### REQUIREMENTS
Set down the records once more, please, exactly and with the pictures left out.

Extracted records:
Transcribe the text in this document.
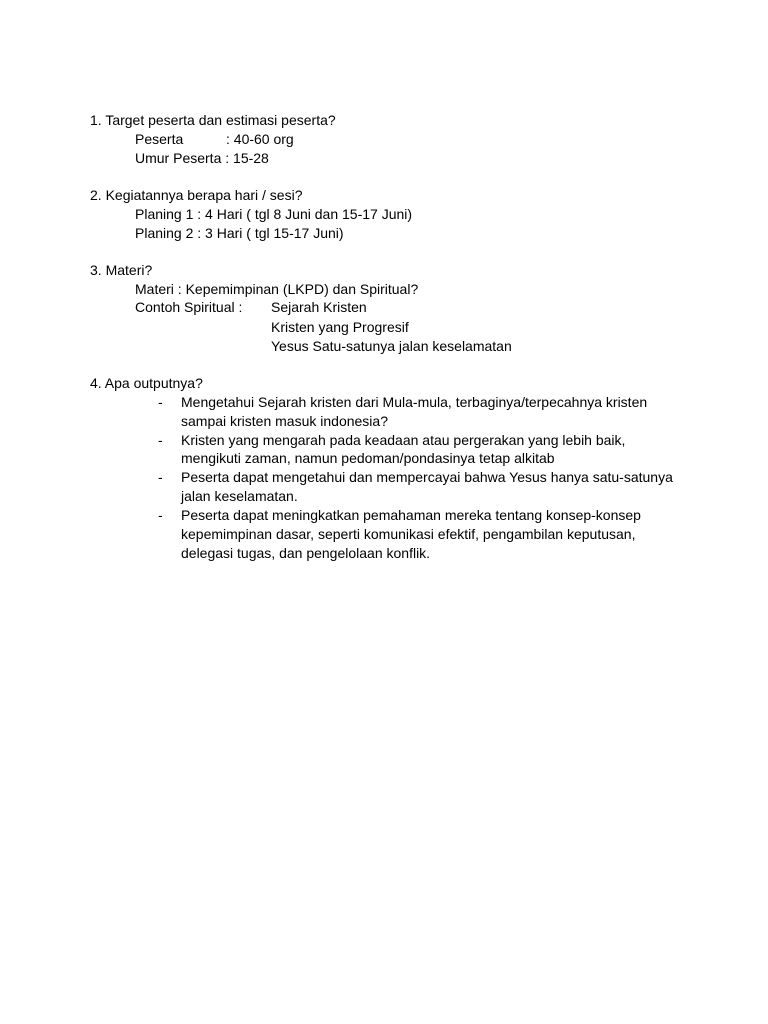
1. Target peserta dan estimasi peserta?
Peserta	: 40-60 org
Umur Peserta : 15-28
2. Kegiatannya berapa hari / sesi?
Planing 1 : 4 Hari ( tgl 8 Juni dan 15-17 Juni)
Planing 2 : 3 Hari ( tgl 15-17 Juni)
3. Materi?
Materi : Kepemimpinan (LKPD) dan Spiritual?
Contoh Spiritual : Sejarah Kristen
Kristen yang Progresif
Yesus Satu-satunya jalan keselamatan
4. Apa outputnya?
- Mengetahui Sejarah kristen dari Mula-mula, terbaginya/terpecahnya kristen
sampai kristen masuk indonesia?
- Kristen yang mengarah pada keadaan atau pergerakan yang lebih baik,
mengikuti zaman, namun pedoman/pondasinya tetap alkitab
- Peserta dapat mengetahui dan mempercayai bahwa Yesus hanya satu-satunya
jalan keselamatan.
- Peserta dapat meningkatkan pemahaman mereka tentang konsep-konsep
kepemimpinan dasar, seperti komunikasi efektif, pengambilan keputusan,
delegasi tugas, dan pengelolaan konflik.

### COMPLETED TASK
Transcribe the text in this document.
1. Target peserta dan estimasi peserta?
Peserta	: 40-60 org
Umur Peserta : 15-28
2. Kegiatannya berapa hari / sesi?
Planing 1 : 4 Hari ( tgl 8 Juni dan 15-17 Juni)
Planing 2 : 3 Hari ( tgl 15-17 Juni)
3. Materi?
Materi : Kepemimpinan (LKPD) dan Spiritual?
Contoh Spiritual : Sejarah Kristen
Kristen yang Progresif
Yesus Satu-satunya jalan keselamatan
4. Apa outputnya?
- Mengetahui Sejarah kristen dari Mula-mula, terbaginya/terpecahnya kristen
sampai kristen masuk indonesia?
- Kristen yang mengarah pada keadaan atau pergerakan yang lebih baik,
mengikuti zaman, namun pedoman/pondasinya tetap alkitab
- Peserta dapat mengetahui dan mempercayai bahwa Yesus hanya satu-satunya
jalan keselamatan.
- Peserta dapat meningkatkan pemahaman mereka tentang konsep-konsep
kepemimpinan dasar, seperti komunikasi efektif, pengambilan keputusan,
delegasi tugas, dan pengelolaan konflik.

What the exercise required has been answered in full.